_What is needed_
Which lines in the listing contain the word "addition"? Copy each of them.

[Labeled region entries]
-*-*-

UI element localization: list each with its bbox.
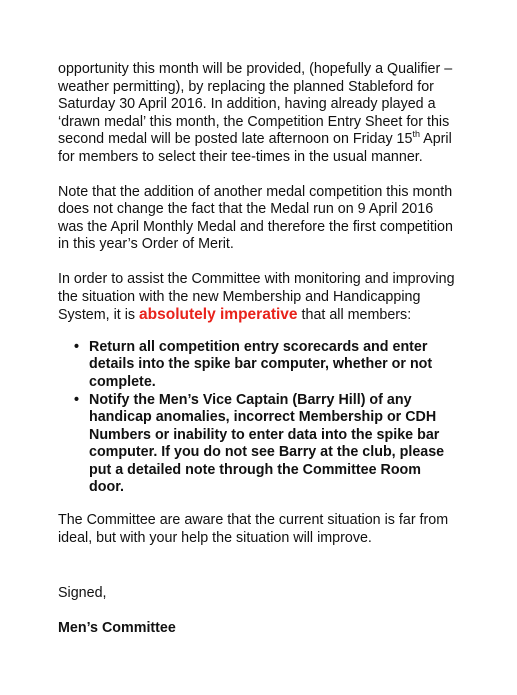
paragraph-committee-request bbox=[58, 271, 458, 325]
text-line: System, it is bbox=[58, 307, 140, 324]
bullet-icon: • bbox=[74, 338, 80, 355]
ordinal-suffix: th bbox=[412, 129, 420, 140]
signed-label: Signed, bbox=[58, 585, 107, 602]
paragraph-closing bbox=[58, 512, 458, 547]
text-line: April bbox=[419, 131, 452, 148]
text-line: In order to assist the Committee with monitoring and improving bbox=[58, 270, 455, 287]
paragraph-order-of-merit bbox=[58, 184, 458, 254]
text-line: ideal, but with your help the situation will improve. bbox=[58, 529, 372, 546]
list-item-text: Notify the Men’s Vice Captain (Barry Hill) of any handicap anomalies, incorrect Membership or CDH Numbers or inability to enter data into the spike bar computer. If you do not see Barry at the club, please put a detailed note through the Committee Room door. bbox=[89, 391, 445, 496]
text-line: does not change the fact that the Medal run on 9 April 2016 bbox=[58, 201, 434, 218]
list-item bbox=[74, 392, 458, 498]
list-item-text: Return all competition entry scorecards and enter details into the spike bar computer, whether or not complete. bbox=[89, 338, 433, 390]
text-line: that all members: bbox=[297, 307, 412, 324]
text-line: the situation with the new Membership and Handicapping bbox=[58, 288, 421, 305]
text-line: The Committee are aware that the current situation is far from bbox=[58, 512, 449, 529]
text-line: Saturday 30 April 2016. In addition, having already played a bbox=[58, 96, 436, 113]
letter-body bbox=[58, 61, 458, 637]
text-line: second medal will be posted late afternoon on Friday 15 bbox=[58, 131, 413, 148]
text-line: weather permitting), by replacing the planned Stableford for bbox=[58, 78, 434, 95]
list-item bbox=[74, 339, 458, 392]
emphasis-text: absolutely imperative bbox=[139, 306, 298, 324]
text-line: for members to select their tee-times in the usual manner. bbox=[58, 148, 423, 165]
text-line: in this year’s Order of Merit. bbox=[58, 236, 234, 253]
text-line: ‘drawn medal’ this month, the Competition Entry Sheet for this bbox=[58, 113, 450, 130]
signatory: Men’s Committee bbox=[58, 619, 176, 636]
bullet-icon: • bbox=[74, 391, 80, 408]
text-line: opportunity this month will be provided, (hopefully a Qualifier – bbox=[58, 61, 453, 77]
text-line: Note that the addition of another medal competition this month bbox=[58, 183, 453, 200]
text-line: was the April Monthly Medal and therefore the first competition bbox=[58, 218, 453, 235]
member-requirements-list bbox=[58, 339, 458, 497]
paragraph-medal-announcement bbox=[58, 61, 458, 167]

-*-*-

_Finished exercise_
text-line: Saturday 30 April 2016. In addition, having already played a bbox=[58, 96, 436, 113]
text-line: Note that the addition of another medal competition this month bbox=[58, 183, 453, 200]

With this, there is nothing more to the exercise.